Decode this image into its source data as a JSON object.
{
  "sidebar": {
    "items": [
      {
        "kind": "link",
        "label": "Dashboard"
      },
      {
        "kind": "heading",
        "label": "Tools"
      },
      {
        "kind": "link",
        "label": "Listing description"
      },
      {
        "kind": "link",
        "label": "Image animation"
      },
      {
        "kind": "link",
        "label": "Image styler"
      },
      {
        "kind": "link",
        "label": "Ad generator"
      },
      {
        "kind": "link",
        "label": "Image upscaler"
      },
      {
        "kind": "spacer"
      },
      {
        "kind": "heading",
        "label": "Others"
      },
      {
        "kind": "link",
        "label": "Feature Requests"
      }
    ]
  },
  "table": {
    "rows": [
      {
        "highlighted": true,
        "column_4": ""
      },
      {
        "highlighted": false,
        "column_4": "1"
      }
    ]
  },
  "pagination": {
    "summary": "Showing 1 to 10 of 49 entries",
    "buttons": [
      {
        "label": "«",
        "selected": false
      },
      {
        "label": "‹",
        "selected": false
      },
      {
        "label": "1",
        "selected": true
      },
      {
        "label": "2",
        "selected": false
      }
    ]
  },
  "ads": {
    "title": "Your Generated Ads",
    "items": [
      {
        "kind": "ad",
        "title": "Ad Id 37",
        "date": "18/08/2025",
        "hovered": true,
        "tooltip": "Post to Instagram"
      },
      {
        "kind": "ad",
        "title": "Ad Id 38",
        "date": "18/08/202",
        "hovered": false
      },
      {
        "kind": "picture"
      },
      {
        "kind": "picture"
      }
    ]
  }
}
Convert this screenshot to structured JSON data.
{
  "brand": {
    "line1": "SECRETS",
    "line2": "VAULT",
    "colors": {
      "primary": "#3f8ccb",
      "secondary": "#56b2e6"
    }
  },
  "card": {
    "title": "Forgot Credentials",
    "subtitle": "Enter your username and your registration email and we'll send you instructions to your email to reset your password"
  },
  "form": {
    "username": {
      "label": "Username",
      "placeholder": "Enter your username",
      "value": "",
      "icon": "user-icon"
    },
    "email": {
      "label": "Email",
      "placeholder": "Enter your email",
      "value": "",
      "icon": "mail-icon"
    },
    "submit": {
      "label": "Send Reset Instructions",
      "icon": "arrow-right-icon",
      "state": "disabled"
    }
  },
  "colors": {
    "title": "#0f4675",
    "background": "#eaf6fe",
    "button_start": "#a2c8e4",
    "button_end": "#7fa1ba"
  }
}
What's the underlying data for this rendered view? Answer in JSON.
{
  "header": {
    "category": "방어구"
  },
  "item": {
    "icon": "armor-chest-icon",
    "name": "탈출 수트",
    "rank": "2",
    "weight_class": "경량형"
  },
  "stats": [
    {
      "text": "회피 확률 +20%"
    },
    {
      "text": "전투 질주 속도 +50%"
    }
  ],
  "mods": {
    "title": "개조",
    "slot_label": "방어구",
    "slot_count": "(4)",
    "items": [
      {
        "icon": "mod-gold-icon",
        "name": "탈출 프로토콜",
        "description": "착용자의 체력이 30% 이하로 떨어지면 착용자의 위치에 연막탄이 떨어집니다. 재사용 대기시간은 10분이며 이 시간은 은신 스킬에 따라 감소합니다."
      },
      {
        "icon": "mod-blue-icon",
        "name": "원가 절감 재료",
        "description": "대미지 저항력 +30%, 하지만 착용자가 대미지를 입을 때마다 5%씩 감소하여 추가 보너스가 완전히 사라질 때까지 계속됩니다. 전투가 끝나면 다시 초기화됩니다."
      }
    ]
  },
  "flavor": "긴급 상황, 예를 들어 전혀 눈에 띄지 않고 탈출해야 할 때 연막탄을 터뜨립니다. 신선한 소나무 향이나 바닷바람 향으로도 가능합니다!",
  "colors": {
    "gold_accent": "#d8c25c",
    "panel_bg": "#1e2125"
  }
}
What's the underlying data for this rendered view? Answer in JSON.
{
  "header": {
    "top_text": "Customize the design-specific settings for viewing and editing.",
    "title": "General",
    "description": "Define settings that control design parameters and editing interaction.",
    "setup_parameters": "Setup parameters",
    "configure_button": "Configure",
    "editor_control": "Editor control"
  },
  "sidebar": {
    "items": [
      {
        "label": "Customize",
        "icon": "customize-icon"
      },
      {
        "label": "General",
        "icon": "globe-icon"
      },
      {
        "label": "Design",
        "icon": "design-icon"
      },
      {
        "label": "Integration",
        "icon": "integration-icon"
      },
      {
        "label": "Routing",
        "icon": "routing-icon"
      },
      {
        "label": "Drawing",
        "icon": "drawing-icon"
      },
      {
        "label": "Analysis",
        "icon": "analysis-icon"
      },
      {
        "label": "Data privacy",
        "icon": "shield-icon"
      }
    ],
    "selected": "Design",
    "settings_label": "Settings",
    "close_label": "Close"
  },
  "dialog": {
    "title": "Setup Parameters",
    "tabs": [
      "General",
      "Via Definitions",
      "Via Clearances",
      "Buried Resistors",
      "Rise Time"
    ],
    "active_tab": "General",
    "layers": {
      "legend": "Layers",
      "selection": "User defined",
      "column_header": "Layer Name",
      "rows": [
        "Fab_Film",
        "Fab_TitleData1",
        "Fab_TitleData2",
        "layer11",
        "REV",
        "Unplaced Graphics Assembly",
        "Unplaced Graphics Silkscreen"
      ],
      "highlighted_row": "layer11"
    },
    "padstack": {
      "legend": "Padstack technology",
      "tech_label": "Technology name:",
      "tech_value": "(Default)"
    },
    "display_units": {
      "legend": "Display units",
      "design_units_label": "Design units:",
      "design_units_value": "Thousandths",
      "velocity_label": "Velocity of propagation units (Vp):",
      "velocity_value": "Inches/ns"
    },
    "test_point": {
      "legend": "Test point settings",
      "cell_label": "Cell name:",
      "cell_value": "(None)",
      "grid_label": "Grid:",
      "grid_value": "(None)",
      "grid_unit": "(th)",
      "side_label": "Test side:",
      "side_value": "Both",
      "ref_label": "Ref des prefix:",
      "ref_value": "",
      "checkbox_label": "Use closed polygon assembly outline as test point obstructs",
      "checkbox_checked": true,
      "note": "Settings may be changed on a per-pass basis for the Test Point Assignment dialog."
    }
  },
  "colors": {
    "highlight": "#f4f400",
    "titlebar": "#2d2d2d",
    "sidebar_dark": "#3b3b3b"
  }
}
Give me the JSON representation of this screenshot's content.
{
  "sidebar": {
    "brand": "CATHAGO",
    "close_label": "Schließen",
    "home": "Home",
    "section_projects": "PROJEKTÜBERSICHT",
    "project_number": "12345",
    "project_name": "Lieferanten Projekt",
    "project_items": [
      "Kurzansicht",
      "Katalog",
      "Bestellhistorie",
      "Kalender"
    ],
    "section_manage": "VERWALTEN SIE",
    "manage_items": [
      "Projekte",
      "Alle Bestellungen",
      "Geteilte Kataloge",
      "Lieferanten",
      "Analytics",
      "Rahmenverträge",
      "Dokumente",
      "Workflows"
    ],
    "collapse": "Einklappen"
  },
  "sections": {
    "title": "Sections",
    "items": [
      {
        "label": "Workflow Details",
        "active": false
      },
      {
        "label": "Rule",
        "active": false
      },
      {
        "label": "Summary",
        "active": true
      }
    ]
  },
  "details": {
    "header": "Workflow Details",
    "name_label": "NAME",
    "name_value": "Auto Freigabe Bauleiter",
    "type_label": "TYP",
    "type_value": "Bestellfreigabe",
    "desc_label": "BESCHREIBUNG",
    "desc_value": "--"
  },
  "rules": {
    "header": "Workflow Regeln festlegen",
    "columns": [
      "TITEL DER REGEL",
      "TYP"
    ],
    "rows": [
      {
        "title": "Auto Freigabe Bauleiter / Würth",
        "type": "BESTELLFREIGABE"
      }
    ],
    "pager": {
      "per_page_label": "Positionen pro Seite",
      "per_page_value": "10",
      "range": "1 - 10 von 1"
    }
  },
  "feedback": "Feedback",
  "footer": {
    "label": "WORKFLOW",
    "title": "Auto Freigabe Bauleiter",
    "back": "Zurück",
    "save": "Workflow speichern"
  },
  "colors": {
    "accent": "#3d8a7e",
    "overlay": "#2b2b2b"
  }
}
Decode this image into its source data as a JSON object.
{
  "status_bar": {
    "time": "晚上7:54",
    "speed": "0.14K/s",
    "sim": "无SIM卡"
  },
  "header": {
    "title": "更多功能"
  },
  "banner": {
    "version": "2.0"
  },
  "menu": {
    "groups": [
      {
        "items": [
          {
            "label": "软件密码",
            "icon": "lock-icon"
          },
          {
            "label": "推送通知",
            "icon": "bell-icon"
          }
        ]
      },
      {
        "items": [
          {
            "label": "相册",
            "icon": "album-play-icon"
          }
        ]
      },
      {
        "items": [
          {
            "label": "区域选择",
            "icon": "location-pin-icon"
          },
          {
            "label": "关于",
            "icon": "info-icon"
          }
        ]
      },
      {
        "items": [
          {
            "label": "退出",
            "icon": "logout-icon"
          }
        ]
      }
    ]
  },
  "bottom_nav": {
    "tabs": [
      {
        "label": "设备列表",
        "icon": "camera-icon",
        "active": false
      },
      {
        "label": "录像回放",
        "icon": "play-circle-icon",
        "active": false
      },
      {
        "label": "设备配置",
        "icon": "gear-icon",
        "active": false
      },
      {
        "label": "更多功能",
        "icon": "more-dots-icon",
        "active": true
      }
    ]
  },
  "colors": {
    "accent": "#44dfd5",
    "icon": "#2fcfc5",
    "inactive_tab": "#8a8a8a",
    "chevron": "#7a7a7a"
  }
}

------------------------

* Task to carry out *
Wherever the string "placeholder" appears in the entries above, list that line.

* Written reply *
      "placeholder": "Enter your username",
      "placeholder": "Enter your email",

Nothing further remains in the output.